__Task details__.
Among the entries below, count the lines where the string "marker" occurs, and give only the number.

__Stored dataset items__.

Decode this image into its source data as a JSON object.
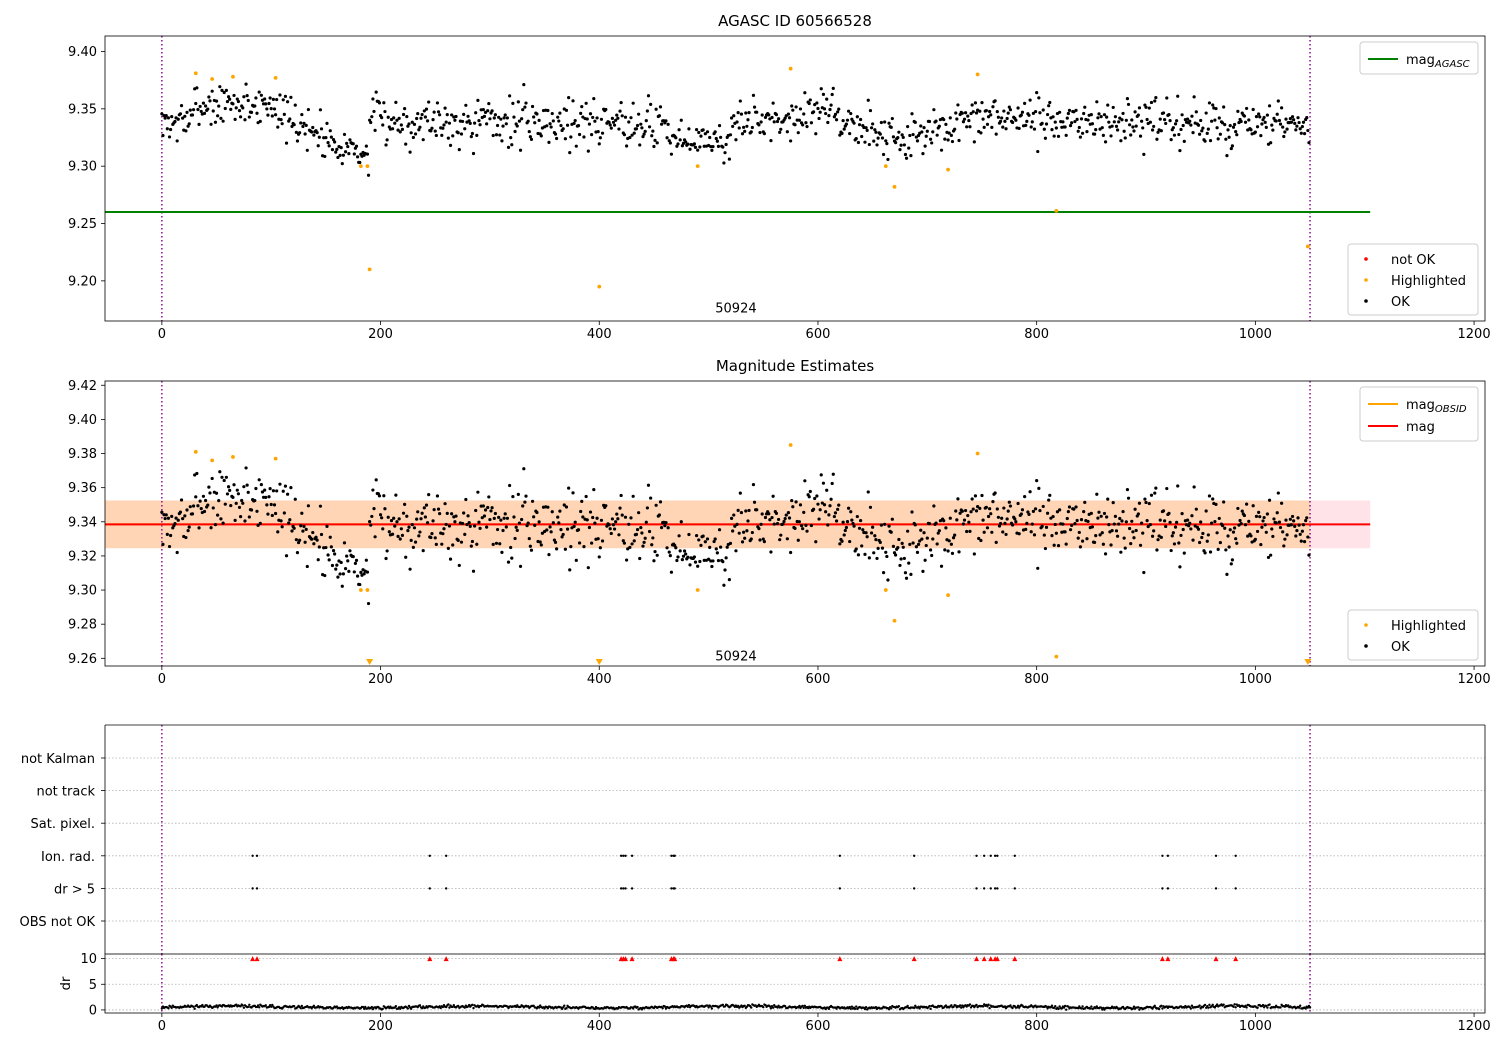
{
  "chart_data": [
    {
      "type": "scatter",
      "title": "AGASC ID 60566528",
      "xlabel": "",
      "ylabel": "",
      "xlim": [
        -52,
        1210
      ],
      "ylim": [
        9.165,
        9.4135
      ],
      "x_ticks": [
        0,
        200,
        400,
        600,
        800,
        1000,
        1200
      ],
      "y_ticks": [
        9.2,
        9.25,
        9.3,
        9.35,
        9.4
      ],
      "annotations": [
        {
          "text": "50924",
          "x": 525,
          "y": 9.176
        }
      ],
      "vlines": [
        {
          "x": 0,
          "color": "#800080",
          "style": "dotted"
        },
        {
          "x": 1050,
          "color": "#800080",
          "style": "dotted"
        }
      ],
      "hlines": [
        {
          "name": "mag_AGASC",
          "y": 9.26,
          "x_range": [
            -52,
            1105
          ],
          "color": "#008000"
        }
      ],
      "legend_lines": {
        "placement": "upper right",
        "items": [
          {
            "label": "mag",
            "sub": "AGASC",
            "color": "#008000"
          }
        ]
      },
      "legend_points": {
        "placement": "lower right",
        "items": [
          {
            "label": "not OK",
            "color": "#ff0000"
          },
          {
            "label": "Highlighted",
            "color": "#ffa500"
          },
          {
            "label": "OK",
            "color": "#000000"
          }
        ]
      },
      "series": [
        {
          "name": "Highlighted",
          "color": "#ffa500",
          "points": [
            [
              31,
              9.381
            ],
            [
              46,
              9.376
            ],
            [
              65,
              9.378
            ],
            [
              104,
              9.377
            ],
            [
              182,
              9.3
            ],
            [
              188,
              9.3
            ],
            [
              190,
              9.21
            ],
            [
              400,
              9.195
            ],
            [
              490,
              9.3
            ],
            [
              575,
              9.385
            ],
            [
              662,
              9.3
            ],
            [
              670,
              9.282
            ],
            [
              719,
              9.297
            ],
            [
              746,
              9.38
            ],
            [
              818,
              9.261
            ],
            [
              1048,
              9.23
            ]
          ]
        },
        {
          "name": "OK",
          "color": "#000000",
          "segments": [
            {
              "x": [
                0,
                30
              ],
              "y": [
                9.336,
                9.342
              ],
              "noise": 0.008
            },
            {
              "x": [
                30,
                110
              ],
              "y": [
                9.353,
                9.354
              ],
              "noise": 0.009
            },
            {
              "x": [
                110,
                190
              ],
              "y": [
                9.342,
                9.309
              ],
              "noise": 0.009
            },
            {
              "x": [
                190,
                460
              ],
              "y": [
                9.34,
                9.338
              ],
              "noise": 0.011
            },
            {
              "x": [
                460,
                520
              ],
              "y": [
                9.325,
                9.32
              ],
              "noise": 0.008
            },
            {
              "x": [
                520,
                620
              ],
              "y": [
                9.336,
                9.35
              ],
              "noise": 0.009
            },
            {
              "x": [
                620,
                690
              ],
              "y": [
                9.338,
                9.322
              ],
              "noise": 0.009
            },
            {
              "x": [
                690,
                780
              ],
              "y": [
                9.328,
                9.345
              ],
              "noise": 0.01
            },
            {
              "x": [
                780,
                1050
              ],
              "y": [
                9.34,
                9.334
              ],
              "noise": 0.01
            }
          ],
          "step": 1
        }
      ]
    },
    {
      "type": "scatter",
      "title": "Magnitude Estimates",
      "xlabel": "",
      "ylabel": "",
      "xlim": [
        -52,
        1210
      ],
      "ylim": [
        9.2555,
        9.4225
      ],
      "x_ticks": [
        0,
        200,
        400,
        600,
        800,
        1000,
        1200
      ],
      "y_ticks": [
        9.26,
        9.28,
        9.3,
        9.32,
        9.34,
        9.36,
        9.38,
        9.4,
        9.42
      ],
      "annotations": [
        {
          "text": "50924",
          "x": 525,
          "y": 9.261
        }
      ],
      "vlines": [
        {
          "x": 0,
          "color": "#800080",
          "style": "dotted"
        },
        {
          "x": 1050,
          "color": "#800080",
          "style": "dotted"
        }
      ],
      "bands": [
        {
          "name": "mag range",
          "y": [
            9.3245,
            9.3525
          ],
          "x_range": [
            -52,
            1105
          ],
          "color": "#ffc0cb",
          "opacity": 0.45
        },
        {
          "name": "mag_OBSID range",
          "y": [
            9.3245,
            9.3525
          ],
          "x_range": [
            -52,
            1050
          ],
          "color": "#ffa500",
          "opacity": 0.22
        }
      ],
      "hlines": [
        {
          "name": "mag_OBSID",
          "y": 9.3385,
          "x_range": [
            -52,
            1050
          ],
          "color": "#ffa500"
        },
        {
          "name": "mag",
          "y": 9.3385,
          "x_range": [
            -52,
            1105
          ],
          "color": "#ff0000"
        }
      ],
      "legend_lines": {
        "placement": "upper right",
        "items": [
          {
            "label": "mag",
            "sub": "OBSID",
            "color": "#ffa500"
          },
          {
            "label": "mag",
            "sub": "",
            "color": "#ff0000"
          }
        ]
      },
      "legend_points": {
        "placement": "lower right",
        "items": [
          {
            "label": "Highlighted",
            "color": "#ffa500"
          },
          {
            "label": "OK",
            "color": "#000000"
          }
        ]
      },
      "series": [
        {
          "name": "Highlighted",
          "color": "#ffa500",
          "points": [
            [
              31,
              9.381
            ],
            [
              46,
              9.376
            ],
            [
              65,
              9.378
            ],
            [
              104,
              9.377
            ],
            [
              182,
              9.3
            ],
            [
              188,
              9.3
            ],
            [
              490,
              9.3
            ],
            [
              575,
              9.385
            ],
            [
              662,
              9.3
            ],
            [
              670,
              9.282
            ],
            [
              719,
              9.297
            ],
            [
              746,
              9.38
            ],
            [
              818,
              9.261
            ]
          ]
        },
        {
          "name": "Highlighted (below axis)",
          "color": "#ffa500",
          "marker": "triangle-down",
          "points": [
            [
              190,
              9.2555
            ],
            [
              400,
              9.2555
            ],
            [
              1048,
              9.2555
            ]
          ]
        },
        {
          "name": "OK",
          "color": "#000000",
          "segments": [
            {
              "x": [
                0,
                30
              ],
              "y": [
                9.336,
                9.342
              ],
              "noise": 0.008
            },
            {
              "x": [
                30,
                110
              ],
              "y": [
                9.353,
                9.354
              ],
              "noise": 0.009
            },
            {
              "x": [
                110,
                190
              ],
              "y": [
                9.342,
                9.309
              ],
              "noise": 0.009
            },
            {
              "x": [
                190,
                460
              ],
              "y": [
                9.34,
                9.338
              ],
              "noise": 0.011
            },
            {
              "x": [
                460,
                520
              ],
              "y": [
                9.325,
                9.32
              ],
              "noise": 0.008
            },
            {
              "x": [
                520,
                620
              ],
              "y": [
                9.336,
                9.35
              ],
              "noise": 0.009
            },
            {
              "x": [
                620,
                690
              ],
              "y": [
                9.338,
                9.322
              ],
              "noise": 0.009
            },
            {
              "x": [
                690,
                780
              ],
              "y": [
                9.328,
                9.345
              ],
              "noise": 0.01
            },
            {
              "x": [
                780,
                1050
              ],
              "y": [
                9.34,
                9.334
              ],
              "noise": 0.01
            }
          ],
          "step": 1
        }
      ]
    },
    {
      "type": "scatter",
      "title": "",
      "xlabel": "",
      "ylabel": "",
      "xlim": [
        -52,
        1210
      ],
      "categories": [
        "not Kalman",
        "not track",
        "Sat. pixel.",
        "Ion. rad.",
        "dr > 5",
        "OBS not OK"
      ],
      "vlines": [
        {
          "x": 0,
          "color": "#800080",
          "style": "dotted"
        },
        {
          "x": 1050,
          "color": "#800080",
          "style": "dotted"
        }
      ],
      "flags": [
        {
          "category": "Ion. rad.",
          "x": [
            83,
            87,
            245,
            260,
            420,
            422,
            424,
            430,
            466,
            468,
            469,
            620,
            688,
            745,
            752,
            758,
            762,
            764,
            780,
            915,
            920,
            964,
            982
          ]
        },
        {
          "category": "dr > 5",
          "x": [
            83,
            87,
            245,
            260,
            420,
            422,
            424,
            430,
            466,
            468,
            469,
            620,
            688,
            745,
            752,
            758,
            762,
            764,
            780,
            915,
            920,
            964,
            982
          ]
        }
      ]
    },
    {
      "type": "scatter",
      "title": "",
      "xlabel": "",
      "ylabel": "dr",
      "xlim": [
        -52,
        1210
      ],
      "ylim": [
        -0.6,
        10.9
      ],
      "x_ticks": [
        0,
        200,
        400,
        600,
        800,
        1000,
        1200
      ],
      "y_ticks": [
        0,
        5,
        10
      ],
      "vlines": [
        {
          "x": 0,
          "color": "#800080",
          "style": "dotted"
        },
        {
          "x": 1050,
          "color": "#800080",
          "style": "dotted"
        }
      ],
      "series": [
        {
          "name": "dr clipped",
          "color": "#ff0000",
          "marker": "triangle-up",
          "y": 10,
          "x": [
            83,
            87,
            245,
            260,
            420,
            422,
            424,
            430,
            466,
            468,
            469,
            620,
            688,
            745,
            752,
            758,
            762,
            764,
            780,
            915,
            920,
            964,
            982
          ]
        },
        {
          "name": "dr",
          "color": "#000000",
          "level": 0.55,
          "noise": 0.3,
          "x_range": [
            0,
            1050
          ],
          "step": 1
        }
      ]
    }
  ]
}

__Response to the exercise__.
2